Raw data:

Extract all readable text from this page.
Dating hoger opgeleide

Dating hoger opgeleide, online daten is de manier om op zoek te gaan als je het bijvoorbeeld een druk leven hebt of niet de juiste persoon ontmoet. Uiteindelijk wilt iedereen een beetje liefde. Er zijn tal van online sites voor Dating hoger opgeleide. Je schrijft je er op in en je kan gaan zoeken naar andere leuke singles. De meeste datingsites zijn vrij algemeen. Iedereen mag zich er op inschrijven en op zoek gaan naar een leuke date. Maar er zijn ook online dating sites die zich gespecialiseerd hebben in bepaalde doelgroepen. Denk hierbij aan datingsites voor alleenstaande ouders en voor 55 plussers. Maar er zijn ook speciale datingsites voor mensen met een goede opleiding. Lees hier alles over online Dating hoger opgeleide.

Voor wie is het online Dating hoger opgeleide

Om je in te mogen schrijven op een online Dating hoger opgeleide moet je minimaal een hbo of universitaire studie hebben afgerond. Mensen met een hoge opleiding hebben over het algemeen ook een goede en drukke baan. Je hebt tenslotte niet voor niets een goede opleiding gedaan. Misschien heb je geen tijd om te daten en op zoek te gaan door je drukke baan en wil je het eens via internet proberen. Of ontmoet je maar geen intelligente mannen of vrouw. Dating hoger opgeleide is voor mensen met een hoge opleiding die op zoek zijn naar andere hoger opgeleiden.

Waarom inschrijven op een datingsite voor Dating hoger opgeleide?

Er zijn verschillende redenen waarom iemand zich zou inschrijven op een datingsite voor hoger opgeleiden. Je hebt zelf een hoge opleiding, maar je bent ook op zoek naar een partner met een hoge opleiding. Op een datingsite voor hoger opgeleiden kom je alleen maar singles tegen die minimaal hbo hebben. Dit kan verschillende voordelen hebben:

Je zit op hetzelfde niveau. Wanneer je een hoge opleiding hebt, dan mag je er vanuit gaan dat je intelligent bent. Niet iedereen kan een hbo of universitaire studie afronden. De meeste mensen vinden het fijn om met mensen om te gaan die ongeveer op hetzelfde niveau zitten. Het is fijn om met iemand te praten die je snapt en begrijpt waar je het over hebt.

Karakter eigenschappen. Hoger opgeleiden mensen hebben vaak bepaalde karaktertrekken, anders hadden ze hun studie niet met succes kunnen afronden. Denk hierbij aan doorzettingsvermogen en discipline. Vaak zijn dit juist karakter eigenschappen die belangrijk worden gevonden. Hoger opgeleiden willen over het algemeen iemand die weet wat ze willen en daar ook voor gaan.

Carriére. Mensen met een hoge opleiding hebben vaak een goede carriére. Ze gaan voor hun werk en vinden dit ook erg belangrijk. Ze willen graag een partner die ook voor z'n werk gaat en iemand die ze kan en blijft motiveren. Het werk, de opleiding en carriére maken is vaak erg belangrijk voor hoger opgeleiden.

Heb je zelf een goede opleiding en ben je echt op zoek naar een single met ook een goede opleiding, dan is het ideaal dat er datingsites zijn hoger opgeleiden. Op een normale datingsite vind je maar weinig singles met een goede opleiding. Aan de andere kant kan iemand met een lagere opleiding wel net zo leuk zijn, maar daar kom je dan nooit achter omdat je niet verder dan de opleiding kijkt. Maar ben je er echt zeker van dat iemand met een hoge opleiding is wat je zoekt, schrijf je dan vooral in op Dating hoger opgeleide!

Requirement:
Each entry is to be returned in full, character for character.

Answer below:
Extract all readable text from this page.
Dating hoger opgeleide

Dating hoger opgeleide, online daten is de manier om op zoek te gaan als je het bijvoorbeeld een druk leven hebt of niet de juiste persoon ontmoet. Uiteindelijk wilt iedereen een beetje liefde. Er zijn tal van online sites voor Dating hoger opgeleide. Je schrijft je er op in en je kan gaan zoeken naar andere leuke singles. De meeste datingsites zijn vrij algemeen. Iedereen mag zich er op inschrijven en op zoek gaan naar een leuke date. Maar er zijn ook online dating sites die zich gespecialiseerd hebben in bepaalde doelgroepen. Denk hierbij aan datingsites voor alleenstaande ouders en voor 55 plussers. Maar er zijn ook speciale datingsites voor mensen met een goede opleiding. Lees hier alles over online Dating hoger opgeleide.

Voor wie is het online Dating hoger opgeleide

Om je in te mogen schrijven op een online Dating hoger opgeleide moet je minimaal een hbo of universitaire studie hebben afgerond. Mensen met een hoge opleiding hebben over het algemeen ook een goede en drukke baan. Je hebt tenslotte niet voor niets een goede opleiding gedaan. Misschien heb je geen tijd om te daten en op zoek te gaan door je drukke baan en wil je het eens via internet proberen. Of ontmoet je maar geen intelligente mannen of vrouw. Dating hoger opgeleide is voor mensen met een hoge opleiding die op zoek zijn naar andere hoger opgeleiden.

Waarom inschrijven op een datingsite voor Dating hoger opgeleide?

Er zijn verschillende redenen waarom iemand zich zou inschrijven op een datingsite voor hoger opgeleiden. Je hebt zelf een hoge opleiding, maar je bent ook op zoek naar een partner met een hoge opleiding. Op een datingsite voor hoger opgeleiden kom je alleen maar singles tegen die minimaal hbo hebben. Dit kan verschillende voordelen hebben:

Je zit op hetzelfde niveau. Wanneer je een hoge opleiding hebt, dan mag je er vanuit gaan dat je intelligent bent. Niet iedereen kan een hbo of universitaire studie afronden. De meeste mensen vinden het fijn om met mensen om te gaan die ongeveer op hetzelfde niveau zitten. Het is fijn om met iemand te praten die je snapt en begrijpt waar je het over hebt.

Karakter eigenschappen. Hoger opgeleiden mensen hebben vaak bepaalde karaktertrekken, anders hadden ze hun studie niet met succes kunnen afronden. Denk hierbij aan doorzettingsvermogen en discipline. Vaak zijn dit juist karakter eigenschappen die belangrijk worden gevonden. Hoger opgeleiden willen over het algemeen iemand die weet wat ze willen en daar ook voor gaan.

Carriére. Mensen met een hoge opleiding hebben vaak een goede carriére. Ze gaan voor hun werk en vinden dit ook erg belangrijk. Ze willen graag een partner die ook voor z'n werk gaat en iemand die ze kan en blijft motiveren. Het werk, de opleiding en carriére maken is vaak erg belangrijk voor hoger opgeleiden.

Heb je zelf een goede opleiding en ben je echt op zoek naar een single met ook een goede opleiding, dan is het ideaal dat er datingsites zijn hoger opgeleiden. Op een normale datingsite vind je maar weinig singles met een goede opleiding. Aan de andere kant kan iemand met een lagere opleiding wel net zo leuk zijn, maar daar kom je dan nooit achter omdat je niet verder dan de opleiding kijkt. Maar ben je er echt zeker van dat iemand met een hoge opleiding is wat je zoekt, schrijf je dan vooral in op Dating hoger opgeleide!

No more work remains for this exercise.